**CHALLENGE**
Please output the stretch of the records from their first line through the line containing "care-reaction-icon: [72, 790, 126, 844]", including both ends, reproducing each line character for character.
* start *
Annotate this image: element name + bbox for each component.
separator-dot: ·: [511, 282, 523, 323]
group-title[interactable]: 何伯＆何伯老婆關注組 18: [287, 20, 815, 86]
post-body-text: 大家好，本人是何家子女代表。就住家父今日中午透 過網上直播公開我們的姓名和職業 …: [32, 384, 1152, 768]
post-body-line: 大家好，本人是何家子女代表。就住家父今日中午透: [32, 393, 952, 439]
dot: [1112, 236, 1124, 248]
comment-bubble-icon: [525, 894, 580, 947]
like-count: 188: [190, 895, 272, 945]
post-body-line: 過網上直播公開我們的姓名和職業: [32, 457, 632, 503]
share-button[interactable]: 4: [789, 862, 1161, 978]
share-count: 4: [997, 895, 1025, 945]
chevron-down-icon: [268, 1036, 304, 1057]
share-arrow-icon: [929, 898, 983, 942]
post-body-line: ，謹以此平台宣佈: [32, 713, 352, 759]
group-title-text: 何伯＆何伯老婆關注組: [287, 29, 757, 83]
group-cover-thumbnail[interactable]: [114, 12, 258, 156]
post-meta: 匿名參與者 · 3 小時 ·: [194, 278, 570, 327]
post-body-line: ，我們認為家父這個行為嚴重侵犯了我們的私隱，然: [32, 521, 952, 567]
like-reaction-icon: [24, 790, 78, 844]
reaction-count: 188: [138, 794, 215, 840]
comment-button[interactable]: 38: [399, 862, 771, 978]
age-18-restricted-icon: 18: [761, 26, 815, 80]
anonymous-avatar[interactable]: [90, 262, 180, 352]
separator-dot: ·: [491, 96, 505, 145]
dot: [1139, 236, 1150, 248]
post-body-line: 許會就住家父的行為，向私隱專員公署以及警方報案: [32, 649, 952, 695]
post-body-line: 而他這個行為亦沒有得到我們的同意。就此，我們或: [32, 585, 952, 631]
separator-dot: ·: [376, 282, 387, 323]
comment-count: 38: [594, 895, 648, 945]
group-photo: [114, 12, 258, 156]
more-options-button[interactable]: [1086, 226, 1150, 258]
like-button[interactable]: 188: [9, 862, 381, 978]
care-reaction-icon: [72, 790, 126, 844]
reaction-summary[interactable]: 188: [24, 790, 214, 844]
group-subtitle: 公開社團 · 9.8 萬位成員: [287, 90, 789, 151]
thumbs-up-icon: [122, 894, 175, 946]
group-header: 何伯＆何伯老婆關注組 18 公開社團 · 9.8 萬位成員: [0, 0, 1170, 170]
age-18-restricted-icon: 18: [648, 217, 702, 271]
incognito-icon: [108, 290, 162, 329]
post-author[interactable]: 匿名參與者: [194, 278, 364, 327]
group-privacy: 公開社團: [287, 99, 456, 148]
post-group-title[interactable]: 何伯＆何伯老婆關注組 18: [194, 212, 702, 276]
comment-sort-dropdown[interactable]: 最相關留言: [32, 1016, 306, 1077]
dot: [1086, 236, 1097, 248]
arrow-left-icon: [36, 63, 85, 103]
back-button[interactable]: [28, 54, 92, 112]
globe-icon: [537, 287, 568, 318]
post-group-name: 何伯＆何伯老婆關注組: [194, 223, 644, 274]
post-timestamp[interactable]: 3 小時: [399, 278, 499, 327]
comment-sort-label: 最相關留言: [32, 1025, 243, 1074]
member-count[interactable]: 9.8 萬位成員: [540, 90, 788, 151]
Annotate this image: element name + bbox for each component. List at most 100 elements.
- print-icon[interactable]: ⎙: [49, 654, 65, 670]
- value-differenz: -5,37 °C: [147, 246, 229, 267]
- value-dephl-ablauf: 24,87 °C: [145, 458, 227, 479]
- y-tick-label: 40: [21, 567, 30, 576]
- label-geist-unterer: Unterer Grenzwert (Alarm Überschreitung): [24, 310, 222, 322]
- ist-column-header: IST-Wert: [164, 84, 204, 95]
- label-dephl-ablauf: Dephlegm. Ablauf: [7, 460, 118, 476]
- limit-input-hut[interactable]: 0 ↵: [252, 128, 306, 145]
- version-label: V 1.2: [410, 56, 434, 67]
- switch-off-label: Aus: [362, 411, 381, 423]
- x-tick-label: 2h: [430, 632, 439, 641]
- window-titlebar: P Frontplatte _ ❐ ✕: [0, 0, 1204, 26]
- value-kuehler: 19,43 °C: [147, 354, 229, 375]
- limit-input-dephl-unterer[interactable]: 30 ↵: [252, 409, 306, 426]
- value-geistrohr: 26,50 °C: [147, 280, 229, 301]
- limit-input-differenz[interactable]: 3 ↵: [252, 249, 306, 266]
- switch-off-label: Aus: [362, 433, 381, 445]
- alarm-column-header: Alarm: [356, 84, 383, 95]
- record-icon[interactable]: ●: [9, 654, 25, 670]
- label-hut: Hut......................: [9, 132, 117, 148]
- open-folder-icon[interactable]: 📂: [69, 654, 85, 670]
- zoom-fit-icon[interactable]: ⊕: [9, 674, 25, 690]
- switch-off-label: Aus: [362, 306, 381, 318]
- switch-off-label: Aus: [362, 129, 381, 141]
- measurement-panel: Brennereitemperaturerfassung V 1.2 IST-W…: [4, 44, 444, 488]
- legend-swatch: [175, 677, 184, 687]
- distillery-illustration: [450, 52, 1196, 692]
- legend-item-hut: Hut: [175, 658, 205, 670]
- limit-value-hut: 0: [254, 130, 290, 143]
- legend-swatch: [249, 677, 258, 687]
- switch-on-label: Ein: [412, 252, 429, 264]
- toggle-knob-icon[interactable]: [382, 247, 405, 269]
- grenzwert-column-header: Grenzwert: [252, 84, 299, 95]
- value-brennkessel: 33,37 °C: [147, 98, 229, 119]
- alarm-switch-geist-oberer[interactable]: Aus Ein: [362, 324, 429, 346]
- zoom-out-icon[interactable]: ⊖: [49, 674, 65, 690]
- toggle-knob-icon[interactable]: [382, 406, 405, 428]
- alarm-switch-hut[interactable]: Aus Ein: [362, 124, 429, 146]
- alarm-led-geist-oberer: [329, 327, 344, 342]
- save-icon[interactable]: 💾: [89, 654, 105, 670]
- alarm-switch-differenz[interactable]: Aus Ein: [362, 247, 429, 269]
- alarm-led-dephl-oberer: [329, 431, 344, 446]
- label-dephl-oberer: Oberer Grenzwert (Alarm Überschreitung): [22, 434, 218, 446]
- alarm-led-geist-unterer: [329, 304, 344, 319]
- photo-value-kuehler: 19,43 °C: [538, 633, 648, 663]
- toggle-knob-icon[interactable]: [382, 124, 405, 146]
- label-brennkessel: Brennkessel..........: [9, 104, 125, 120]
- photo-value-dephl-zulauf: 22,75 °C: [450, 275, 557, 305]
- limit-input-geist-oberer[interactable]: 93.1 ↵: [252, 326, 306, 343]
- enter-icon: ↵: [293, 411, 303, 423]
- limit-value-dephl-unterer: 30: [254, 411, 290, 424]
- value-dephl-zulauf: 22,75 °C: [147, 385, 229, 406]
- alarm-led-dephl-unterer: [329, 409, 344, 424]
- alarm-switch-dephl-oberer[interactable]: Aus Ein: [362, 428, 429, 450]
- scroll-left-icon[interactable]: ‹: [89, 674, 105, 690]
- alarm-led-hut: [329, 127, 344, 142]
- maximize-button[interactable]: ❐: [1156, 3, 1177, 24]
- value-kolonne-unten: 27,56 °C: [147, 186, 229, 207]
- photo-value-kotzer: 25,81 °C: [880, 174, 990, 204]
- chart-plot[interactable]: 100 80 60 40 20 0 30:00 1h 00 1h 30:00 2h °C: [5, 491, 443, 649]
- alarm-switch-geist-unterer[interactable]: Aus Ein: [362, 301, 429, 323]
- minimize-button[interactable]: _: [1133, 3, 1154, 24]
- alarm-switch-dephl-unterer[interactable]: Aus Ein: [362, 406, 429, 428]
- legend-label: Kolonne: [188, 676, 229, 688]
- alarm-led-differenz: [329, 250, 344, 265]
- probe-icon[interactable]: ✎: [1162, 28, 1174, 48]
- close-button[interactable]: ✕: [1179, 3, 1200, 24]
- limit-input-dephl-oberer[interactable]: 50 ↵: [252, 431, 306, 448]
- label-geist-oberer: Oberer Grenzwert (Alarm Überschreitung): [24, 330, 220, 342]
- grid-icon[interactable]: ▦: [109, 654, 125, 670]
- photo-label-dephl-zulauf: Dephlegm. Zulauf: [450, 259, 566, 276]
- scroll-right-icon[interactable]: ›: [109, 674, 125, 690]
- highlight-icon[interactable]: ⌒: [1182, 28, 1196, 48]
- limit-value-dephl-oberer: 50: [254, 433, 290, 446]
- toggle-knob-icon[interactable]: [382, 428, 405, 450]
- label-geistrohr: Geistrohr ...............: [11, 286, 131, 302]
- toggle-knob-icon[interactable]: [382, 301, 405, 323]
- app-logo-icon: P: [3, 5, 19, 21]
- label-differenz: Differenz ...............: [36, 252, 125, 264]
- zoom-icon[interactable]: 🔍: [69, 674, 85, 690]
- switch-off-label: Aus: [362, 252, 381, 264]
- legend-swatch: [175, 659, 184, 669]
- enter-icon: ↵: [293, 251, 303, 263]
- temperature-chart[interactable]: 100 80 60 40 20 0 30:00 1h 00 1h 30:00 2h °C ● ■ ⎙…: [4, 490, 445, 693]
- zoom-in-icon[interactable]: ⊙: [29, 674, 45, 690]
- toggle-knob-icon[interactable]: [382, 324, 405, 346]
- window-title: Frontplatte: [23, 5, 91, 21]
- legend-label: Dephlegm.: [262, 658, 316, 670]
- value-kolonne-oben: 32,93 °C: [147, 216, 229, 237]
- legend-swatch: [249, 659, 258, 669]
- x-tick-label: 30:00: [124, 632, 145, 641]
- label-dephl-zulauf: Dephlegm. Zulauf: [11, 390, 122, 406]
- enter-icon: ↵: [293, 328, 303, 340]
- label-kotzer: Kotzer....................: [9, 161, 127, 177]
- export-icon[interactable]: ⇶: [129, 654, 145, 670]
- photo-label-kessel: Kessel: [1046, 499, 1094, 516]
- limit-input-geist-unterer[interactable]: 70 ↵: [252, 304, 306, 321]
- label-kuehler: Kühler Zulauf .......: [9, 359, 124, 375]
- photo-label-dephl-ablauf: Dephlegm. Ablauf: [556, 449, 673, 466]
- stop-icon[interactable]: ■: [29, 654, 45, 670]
* end *
**SOLUTION BELOW**
Annotate this image: element name + bbox for each component.
separator-dot: ·: [511, 282, 523, 323]
group-title[interactable]: 何伯＆何伯老婆關注組 18: [287, 20, 815, 86]
post-body-text: 大家好，本人是何家子女代表。就住家父今日中午透 過網上直播公開我們的姓名和職業 …: [32, 384, 1152, 768]
post-body-line: 大家好，本人是何家子女代表。就住家父今日中午透: [32, 393, 952, 439]
dot: [1112, 236, 1124, 248]
comment-bubble-icon: [525, 894, 580, 947]
like-count: 188: [190, 895, 272, 945]
post-body-line: 過網上直播公開我們的姓名和職業: [32, 457, 632, 503]
share-button[interactable]: 4: [789, 862, 1161, 978]
share-count: 4: [997, 895, 1025, 945]
chevron-down-icon: [268, 1036, 304, 1057]
share-arrow-icon: [929, 898, 983, 942]
post-body-line: ，謹以此平台宣佈: [32, 713, 352, 759]
group-title-text: 何伯＆何伯老婆關注組: [287, 29, 757, 83]
group-cover-thumbnail[interactable]: [114, 12, 258, 156]
post-meta: 匿名參與者 · 3 小時 ·: [194, 278, 570, 327]
post-body-line: ，我們認為家父這個行為嚴重侵犯了我們的私隱，然: [32, 521, 952, 567]
like-reaction-icon: [24, 790, 78, 844]
reaction-count: 188: [138, 794, 215, 840]
comment-button[interactable]: 38: [399, 862, 771, 978]
age-18-restricted-icon: 18: [761, 26, 815, 80]
anonymous-avatar[interactable]: [90, 262, 180, 352]
separator-dot: ·: [491, 96, 505, 145]
dot: [1139, 236, 1150, 248]
post-body-line: 許會就住家父的行為，向私隱專員公署以及警方報案: [32, 649, 952, 695]
post-body-line: 而他這個行為亦沒有得到我們的同意。就此，我們或: [32, 585, 952, 631]
separator-dot: ·: [376, 282, 387, 323]
comment-count: 38: [594, 895, 648, 945]
group-photo: [114, 12, 258, 156]
more-options-button[interactable]: [1086, 226, 1150, 258]
like-button[interactable]: 188: [9, 862, 381, 978]
care-reaction-icon: [72, 790, 126, 844]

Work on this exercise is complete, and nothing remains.